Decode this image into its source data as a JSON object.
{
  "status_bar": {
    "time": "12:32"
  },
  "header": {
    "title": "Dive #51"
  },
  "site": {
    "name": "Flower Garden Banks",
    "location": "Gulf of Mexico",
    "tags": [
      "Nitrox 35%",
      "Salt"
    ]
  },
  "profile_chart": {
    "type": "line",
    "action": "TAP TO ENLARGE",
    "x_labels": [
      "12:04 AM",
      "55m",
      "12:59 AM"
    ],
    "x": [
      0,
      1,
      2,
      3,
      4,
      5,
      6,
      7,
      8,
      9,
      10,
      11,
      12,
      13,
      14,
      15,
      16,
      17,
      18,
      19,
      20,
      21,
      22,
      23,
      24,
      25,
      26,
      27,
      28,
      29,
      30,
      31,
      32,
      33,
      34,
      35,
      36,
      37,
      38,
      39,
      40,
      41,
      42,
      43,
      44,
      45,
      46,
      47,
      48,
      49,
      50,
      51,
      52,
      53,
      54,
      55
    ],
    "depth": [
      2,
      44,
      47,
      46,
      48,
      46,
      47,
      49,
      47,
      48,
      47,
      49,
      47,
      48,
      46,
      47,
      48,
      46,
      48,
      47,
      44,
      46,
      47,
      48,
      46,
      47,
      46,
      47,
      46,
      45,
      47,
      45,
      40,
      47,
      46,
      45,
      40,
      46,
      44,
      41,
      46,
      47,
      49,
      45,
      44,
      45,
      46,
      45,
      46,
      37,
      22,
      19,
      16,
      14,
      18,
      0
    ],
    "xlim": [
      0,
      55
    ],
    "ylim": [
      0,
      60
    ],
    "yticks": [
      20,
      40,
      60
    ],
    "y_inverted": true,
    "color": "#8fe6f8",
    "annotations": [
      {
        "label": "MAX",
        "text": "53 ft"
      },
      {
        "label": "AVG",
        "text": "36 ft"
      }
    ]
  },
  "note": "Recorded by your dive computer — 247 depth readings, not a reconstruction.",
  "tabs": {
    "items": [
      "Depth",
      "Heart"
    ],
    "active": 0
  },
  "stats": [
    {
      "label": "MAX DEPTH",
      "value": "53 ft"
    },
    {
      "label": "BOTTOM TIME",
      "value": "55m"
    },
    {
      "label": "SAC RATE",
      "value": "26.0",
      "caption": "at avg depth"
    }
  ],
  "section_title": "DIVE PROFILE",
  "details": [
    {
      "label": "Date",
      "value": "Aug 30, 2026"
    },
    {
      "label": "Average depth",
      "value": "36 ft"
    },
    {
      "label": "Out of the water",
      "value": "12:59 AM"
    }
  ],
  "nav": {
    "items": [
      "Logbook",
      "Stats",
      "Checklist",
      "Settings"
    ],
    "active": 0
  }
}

==============================

Instructions to follow: Report how many lines of the listing hold the word "value", with nothing but the number.

The answer: 6